PROBLEM TO SOLVE — Will you transcribe all the entries word for word, skipping the pictures they hold?

+-------+

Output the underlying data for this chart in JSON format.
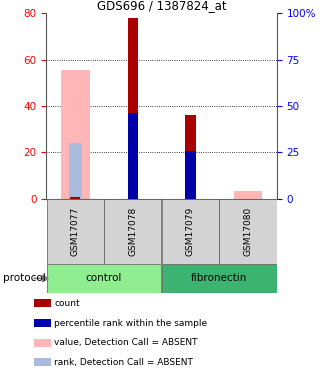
{
  "title": "GDS696 / 1387824_at",
  "samples": [
    "GSM17077",
    "GSM17078",
    "GSM17079",
    "GSM17080"
  ],
  "ylim_left": [
    0,
    80
  ],
  "ylim_right": [
    0,
    100
  ],
  "yticks_left": [
    0,
    20,
    40,
    60,
    80
  ],
  "yticks_right": [
    0,
    25,
    50,
    75,
    100
  ],
  "ytick_labels_right": [
    "0",
    "25",
    "50",
    "75",
    "100%"
  ],
  "absent_value_bars": [
    55.5,
    0,
    0,
    3.5
  ],
  "absent_rank_bars_pct": [
    30,
    0,
    0,
    0
  ],
  "count_bars": [
    0.8,
    78,
    36,
    0
  ],
  "rank_bars_pct": [
    0,
    46,
    25.5,
    0
  ],
  "color_count": "#AA0000",
  "color_rank": "#0000AA",
  "color_absent_value": "#FFB6B6",
  "color_absent_rank": "#AABBDD",
  "bg_label": "#d3d3d3",
  "bg_group_control": "#90EE90",
  "bg_group_fibronectin": "#3CB371",
  "legend_items": [
    {
      "color": "#AA0000",
      "label": "count"
    },
    {
      "color": "#0000AA",
      "label": "percentile rank within the sample"
    },
    {
      "color": "#FFB6B6",
      "label": "value, Detection Call = ABSENT"
    },
    {
      "color": "#AABBDD",
      "label": "rank, Detection Call = ABSENT"
    }
  ]
}
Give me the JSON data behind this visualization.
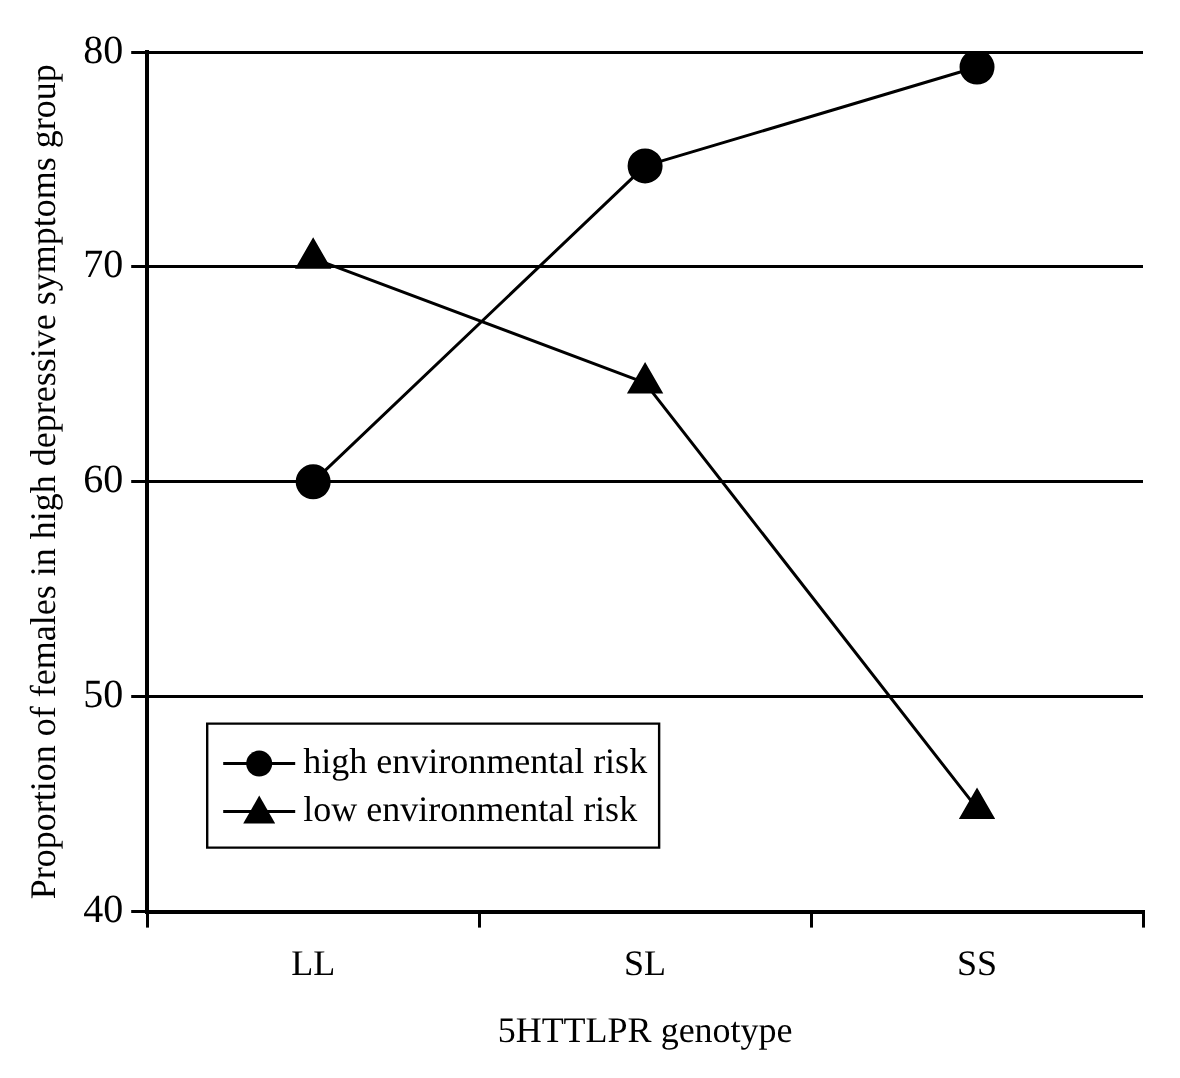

+-------+

RESULT —
Output the underlying data for this chart in JSON format.
{
  "title": "GDS696 / 1387824_at",
  "samples": [
    "GSM17077",
    "GSM17078",
    "GSM17079",
    "GSM17080"
  ],
  "ylim_left": [
    0,
    80
  ],
  "ylim_right": [
    0,
    100
  ],
  "yticks_left": [
    0,
    20,
    40,
    60,
    80
  ],
  "yticks_right": [
    0,
    25,
    50,
    75,
    100
  ],
  "ytick_labels_right": [
    "0",
    "25",
    "50",
    "75",
    "100%"
  ],
  "absent_value_bars": [
    55.5,
    0,
    0,
    3.5
  ],
  "absent_rank_bars_pct": [
    30,
    0,
    0,
    0
  ],
  "count_bars": [
    0.8,
    78,
    36,
    0
  ],
  "rank_bars_pct": [
    0,
    46,
    25.5,
    0
  ],
  "color_count": "#AA0000",
  "color_rank": "#0000AA",
  "color_absent_value": "#FFB6B6",
  "color_absent_rank": "#AABBDD",
  "bg_label": "#d3d3d3",
  "bg_group_control": "#90EE90",
  "bg_group_fibronectin": "#3CB371",
  "legend_items": [
    {
      "color": "#AA0000",
      "label": "count"
    },
    {
      "color": "#0000AA",
      "label": "percentile rank within the sample"
    },
    {
      "color": "#FFB6B6",
      "label": "value, Detection Call = ABSENT"
    },
    {
      "color": "#AABBDD",
      "label": "rank, Detection Call = ABSENT"
    }
  ]
}
Give me the JSON data behind this visualization.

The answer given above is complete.